» Brief
Return all entries word for word, but drop any images.

──────── Data listing ────────

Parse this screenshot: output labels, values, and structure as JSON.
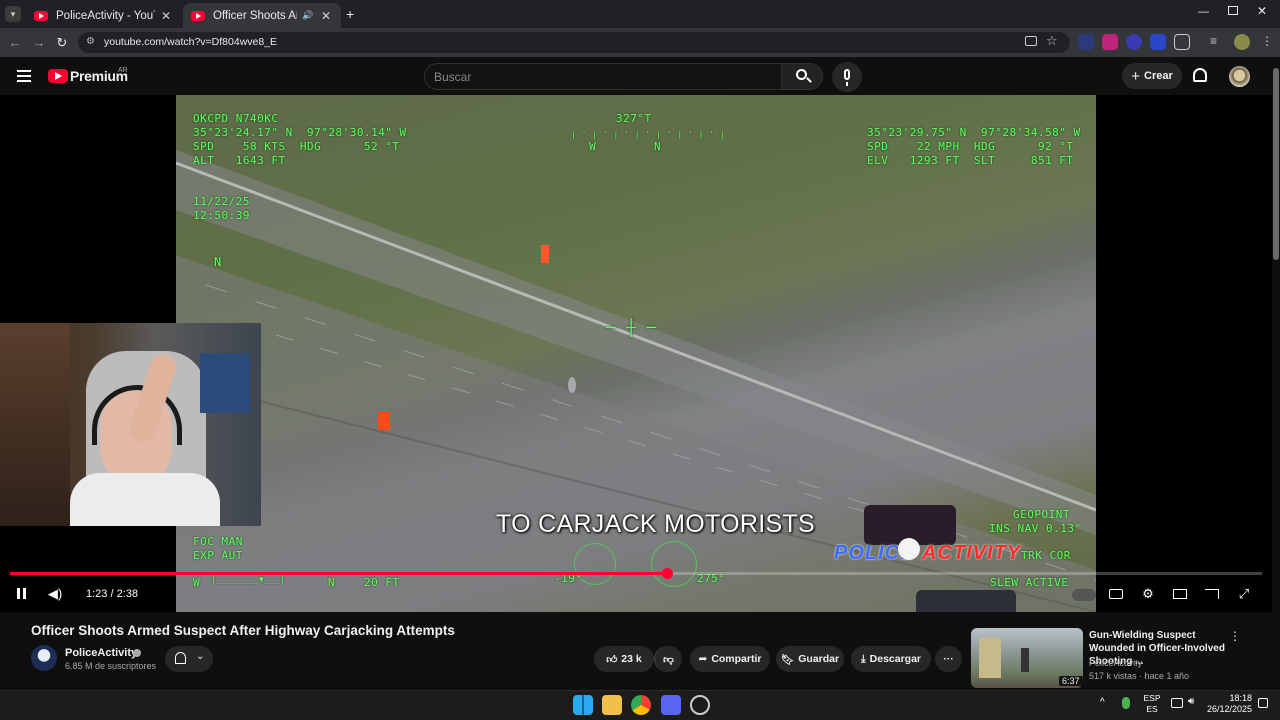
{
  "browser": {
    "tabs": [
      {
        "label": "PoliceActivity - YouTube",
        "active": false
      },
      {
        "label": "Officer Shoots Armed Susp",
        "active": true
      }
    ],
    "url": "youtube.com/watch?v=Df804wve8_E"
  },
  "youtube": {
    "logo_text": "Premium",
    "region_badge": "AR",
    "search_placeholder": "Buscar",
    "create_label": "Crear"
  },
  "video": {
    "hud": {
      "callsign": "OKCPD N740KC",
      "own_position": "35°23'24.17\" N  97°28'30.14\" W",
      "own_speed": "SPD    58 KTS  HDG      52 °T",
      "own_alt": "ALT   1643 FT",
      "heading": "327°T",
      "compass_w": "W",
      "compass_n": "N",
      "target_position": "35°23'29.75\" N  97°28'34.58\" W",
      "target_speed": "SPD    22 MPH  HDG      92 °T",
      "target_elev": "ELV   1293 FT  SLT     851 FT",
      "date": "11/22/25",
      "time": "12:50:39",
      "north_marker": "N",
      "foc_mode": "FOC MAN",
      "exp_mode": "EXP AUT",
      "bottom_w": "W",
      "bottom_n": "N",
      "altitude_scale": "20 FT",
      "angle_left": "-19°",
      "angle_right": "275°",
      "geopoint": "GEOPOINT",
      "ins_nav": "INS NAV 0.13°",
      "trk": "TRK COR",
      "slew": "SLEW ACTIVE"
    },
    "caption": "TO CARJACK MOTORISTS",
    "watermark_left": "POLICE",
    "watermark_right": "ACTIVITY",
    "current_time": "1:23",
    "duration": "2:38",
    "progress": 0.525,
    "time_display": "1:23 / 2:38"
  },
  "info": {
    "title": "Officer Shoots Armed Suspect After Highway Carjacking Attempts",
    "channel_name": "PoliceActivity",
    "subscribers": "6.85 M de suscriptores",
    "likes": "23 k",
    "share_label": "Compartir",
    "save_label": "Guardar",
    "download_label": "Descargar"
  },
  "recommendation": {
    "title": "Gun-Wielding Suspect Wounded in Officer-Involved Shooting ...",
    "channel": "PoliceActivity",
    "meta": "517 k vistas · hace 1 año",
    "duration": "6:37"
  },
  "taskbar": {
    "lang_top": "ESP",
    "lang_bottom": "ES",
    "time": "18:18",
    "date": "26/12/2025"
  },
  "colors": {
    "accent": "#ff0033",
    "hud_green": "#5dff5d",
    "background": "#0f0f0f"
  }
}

────────

» Complete output
Parse this screenshot: output labels, values, and structure as JSON.
{
  "browser": {
    "tabs": [
      {
        "label": "PoliceActivity - YouTube",
        "active": false
      },
      {
        "label": "Officer Shoots Armed Susp",
        "active": true
      }
    ],
    "url": "youtube.com/watch?v=Df804wve8_E"
  },
  "youtube": {
    "logo_text": "Premium",
    "region_badge": "AR",
    "search_placeholder": "Buscar",
    "create_label": "Crear"
  },
  "video": {
    "hud": {
      "callsign": "OKCPD N740KC",
      "own_position": "35°23'24.17\" N  97°28'30.14\" W",
      "own_speed": "SPD    58 KTS  HDG      52 °T",
      "own_alt": "ALT   1643 FT",
      "heading": "327°T",
      "compass_w": "W",
      "compass_n": "N",
      "target_position": "35°23'29.75\" N  97°28'34.58\" W",
      "target_speed": "SPD    22 MPH  HDG      92 °T",
      "target_elev": "ELV   1293 FT  SLT     851 FT",
      "date": "11/22/25",
      "time": "12:50:39",
      "north_marker": "N",
      "foc_mode": "FOC MAN",
      "exp_mode": "EXP AUT",
      "bottom_w": "W",
      "bottom_n": "N",
      "altitude_scale": "20 FT",
      "angle_left": "-19°",
      "angle_right": "275°",
      "geopoint": "GEOPOINT",
      "ins_nav": "INS NAV 0.13°",
      "trk": "TRK COR",
      "slew": "SLEW ACTIVE"
    },
    "caption": "TO CARJACK MOTORISTS",
    "watermark_left": "POLICE",
    "watermark_right": "ACTIVITY",
    "current_time": "1:23",
    "duration": "2:38",
    "progress": 0.525,
    "time_display": "1:23 / 2:38"
  },
  "info": {
    "title": "Officer Shoots Armed Suspect After Highway Carjacking Attempts",
    "channel_name": "PoliceActivity",
    "subscribers": "6.85 M de suscriptores",
    "likes": "23 k",
    "share_label": "Compartir",
    "save_label": "Guardar",
    "download_label": "Descargar"
  },
  "recommendation": {
    "title": "Gun-Wielding Suspect Wounded in Officer-Involved Shooting ...",
    "channel": "PoliceActivity",
    "meta": "517 k vistas · hace 1 año",
    "duration": "6:37"
  },
  "taskbar": {
    "lang_top": "ESP",
    "lang_bottom": "ES",
    "time": "18:18",
    "date": "26/12/2025"
  },
  "colors": {
    "accent": "#ff0033",
    "hud_green": "#5dff5d",
    "background": "#0f0f0f"
  }
}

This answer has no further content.